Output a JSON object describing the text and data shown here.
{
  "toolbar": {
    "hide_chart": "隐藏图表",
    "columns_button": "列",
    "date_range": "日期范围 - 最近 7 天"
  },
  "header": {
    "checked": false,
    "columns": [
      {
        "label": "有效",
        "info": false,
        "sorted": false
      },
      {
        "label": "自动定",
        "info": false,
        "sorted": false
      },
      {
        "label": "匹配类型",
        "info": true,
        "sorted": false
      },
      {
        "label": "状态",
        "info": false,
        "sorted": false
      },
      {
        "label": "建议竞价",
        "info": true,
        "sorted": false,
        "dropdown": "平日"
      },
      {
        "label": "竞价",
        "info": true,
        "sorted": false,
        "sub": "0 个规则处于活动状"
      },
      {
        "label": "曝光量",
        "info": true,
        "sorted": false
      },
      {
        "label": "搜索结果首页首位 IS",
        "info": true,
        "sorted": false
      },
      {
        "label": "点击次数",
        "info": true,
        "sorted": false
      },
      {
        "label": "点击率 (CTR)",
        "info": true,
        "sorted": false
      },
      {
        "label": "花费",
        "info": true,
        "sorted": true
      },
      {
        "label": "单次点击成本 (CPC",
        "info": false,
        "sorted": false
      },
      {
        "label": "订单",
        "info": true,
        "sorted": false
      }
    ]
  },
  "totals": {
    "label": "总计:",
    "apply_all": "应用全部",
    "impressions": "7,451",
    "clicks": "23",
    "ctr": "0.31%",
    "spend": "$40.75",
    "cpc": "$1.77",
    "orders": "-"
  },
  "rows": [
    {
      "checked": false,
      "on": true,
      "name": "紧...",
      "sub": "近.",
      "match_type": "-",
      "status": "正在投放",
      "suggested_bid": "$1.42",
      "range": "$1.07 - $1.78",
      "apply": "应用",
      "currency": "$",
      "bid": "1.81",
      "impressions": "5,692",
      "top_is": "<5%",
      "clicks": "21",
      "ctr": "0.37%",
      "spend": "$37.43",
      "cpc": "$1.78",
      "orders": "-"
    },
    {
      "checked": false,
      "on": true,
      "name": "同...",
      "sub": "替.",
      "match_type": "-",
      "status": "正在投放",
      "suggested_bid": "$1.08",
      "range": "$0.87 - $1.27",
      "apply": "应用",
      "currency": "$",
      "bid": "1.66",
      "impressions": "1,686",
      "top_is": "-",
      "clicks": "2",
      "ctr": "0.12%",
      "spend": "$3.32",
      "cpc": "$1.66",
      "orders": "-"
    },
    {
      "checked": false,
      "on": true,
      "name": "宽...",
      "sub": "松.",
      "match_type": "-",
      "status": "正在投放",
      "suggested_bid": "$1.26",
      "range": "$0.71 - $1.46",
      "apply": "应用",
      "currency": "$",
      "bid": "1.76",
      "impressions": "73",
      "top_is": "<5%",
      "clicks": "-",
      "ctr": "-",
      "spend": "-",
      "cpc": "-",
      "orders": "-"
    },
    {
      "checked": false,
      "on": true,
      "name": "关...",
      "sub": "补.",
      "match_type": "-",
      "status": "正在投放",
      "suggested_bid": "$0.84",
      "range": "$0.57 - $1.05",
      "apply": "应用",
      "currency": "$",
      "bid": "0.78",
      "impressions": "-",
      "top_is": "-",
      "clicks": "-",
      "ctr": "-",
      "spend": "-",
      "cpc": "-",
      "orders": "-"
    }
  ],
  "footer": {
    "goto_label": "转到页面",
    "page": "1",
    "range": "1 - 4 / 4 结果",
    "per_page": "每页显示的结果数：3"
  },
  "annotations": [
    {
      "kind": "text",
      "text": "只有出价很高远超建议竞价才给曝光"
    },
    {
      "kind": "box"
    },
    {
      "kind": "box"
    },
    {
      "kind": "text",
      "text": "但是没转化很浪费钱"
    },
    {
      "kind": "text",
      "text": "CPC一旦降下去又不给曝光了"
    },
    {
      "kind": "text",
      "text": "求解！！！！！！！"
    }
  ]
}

★ ★ ★ ★

**EXERCISE OBJECTIVE:** Return the lines above exactly, keeping every word.

**COMPLETED TASK:**
Output a JSON object describing the text and data shown here.
{
  "toolbar": {
    "hide_chart": "隐藏图表",
    "columns_button": "列",
    "date_range": "日期范围 - 最近 7 天"
  },
  "header": {
    "checked": false,
    "columns": [
      {
        "label": "有效",
        "info": false,
        "sorted": false
      },
      {
        "label": "自动定",
        "info": false,
        "sorted": false
      },
      {
        "label": "匹配类型",
        "info": true,
        "sorted": false
      },
      {
        "label": "状态",
        "info": false,
        "sorted": false
      },
      {
        "label": "建议竞价",
        "info": true,
        "sorted": false,
        "dropdown": "平日"
      },
      {
        "label": "竞价",
        "info": true,
        "sorted": false,
        "sub": "0 个规则处于活动状"
      },
      {
        "label": "曝光量",
        "info": true,
        "sorted": false
      },
      {
        "label": "搜索结果首页首位 IS",
        "info": true,
        "sorted": false
      },
      {
        "label": "点击次数",
        "info": true,
        "sorted": false
      },
      {
        "label": "点击率 (CTR)",
        "info": true,
        "sorted": false
      },
      {
        "label": "花费",
        "info": true,
        "sorted": true
      },
      {
        "label": "单次点击成本 (CPC",
        "info": false,
        "sorted": false
      },
      {
        "label": "订单",
        "info": true,
        "sorted": false
      }
    ]
  },
  "totals": {
    "label": "总计:",
    "apply_all": "应用全部",
    "impressions": "7,451",
    "clicks": "23",
    "ctr": "0.31%",
    "spend": "$40.75",
    "cpc": "$1.77",
    "orders": "-"
  },
  "rows": [
    {
      "checked": false,
      "on": true,
      "name": "紧...",
      "sub": "近.",
      "match_type": "-",
      "status": "正在投放",
      "suggested_bid": "$1.42",
      "range": "$1.07 - $1.78",
      "apply": "应用",
      "currency": "$",
      "bid": "1.81",
      "impressions": "5,692",
      "top_is": "<5%",
      "clicks": "21",
      "ctr": "0.37%",
      "spend": "$37.43",
      "cpc": "$1.78",
      "orders": "-"
    },
    {
      "checked": false,
      "on": true,
      "name": "同...",
      "sub": "替.",
      "match_type": "-",
      "status": "正在投放",
      "suggested_bid": "$1.08",
      "range": "$0.87 - $1.27",
      "apply": "应用",
      "currency": "$",
      "bid": "1.66",
      "impressions": "1,686",
      "top_is": "-",
      "clicks": "2",
      "ctr": "0.12%",
      "spend": "$3.32",
      "cpc": "$1.66",
      "orders": "-"
    },
    {
      "checked": false,
      "on": true,
      "name": "宽...",
      "sub": "松.",
      "match_type": "-",
      "status": "正在投放",
      "suggested_bid": "$1.26",
      "range": "$0.71 - $1.46",
      "apply": "应用",
      "currency": "$",
      "bid": "1.76",
      "impressions": "73",
      "top_is": "<5%",
      "clicks": "-",
      "ctr": "-",
      "spend": "-",
      "cpc": "-",
      "orders": "-"
    },
    {
      "checked": false,
      "on": true,
      "name": "关...",
      "sub": "补.",
      "match_type": "-",
      "status": "正在投放",
      "suggested_bid": "$0.84",
      "range": "$0.57 - $1.05",
      "apply": "应用",
      "currency": "$",
      "bid": "0.78",
      "impressions": "-",
      "top_is": "-",
      "clicks": "-",
      "ctr": "-",
      "spend": "-",
      "cpc": "-",
      "orders": "-"
    }
  ],
  "footer": {
    "goto_label": "转到页面",
    "page": "1",
    "range": "1 - 4 / 4 结果",
    "per_page": "每页显示的结果数：3"
  },
  "annotations": [
    {
      "kind": "text",
      "text": "只有出价很高远超建议竞价才给曝光"
    },
    {
      "kind": "box"
    },
    {
      "kind": "box"
    },
    {
      "kind": "text",
      "text": "但是没转化很浪费钱"
    },
    {
      "kind": "text",
      "text": "CPC一旦降下去又不给曝光了"
    },
    {
      "kind": "text",
      "text": "求解！！！！！！！"
    }
  ]
}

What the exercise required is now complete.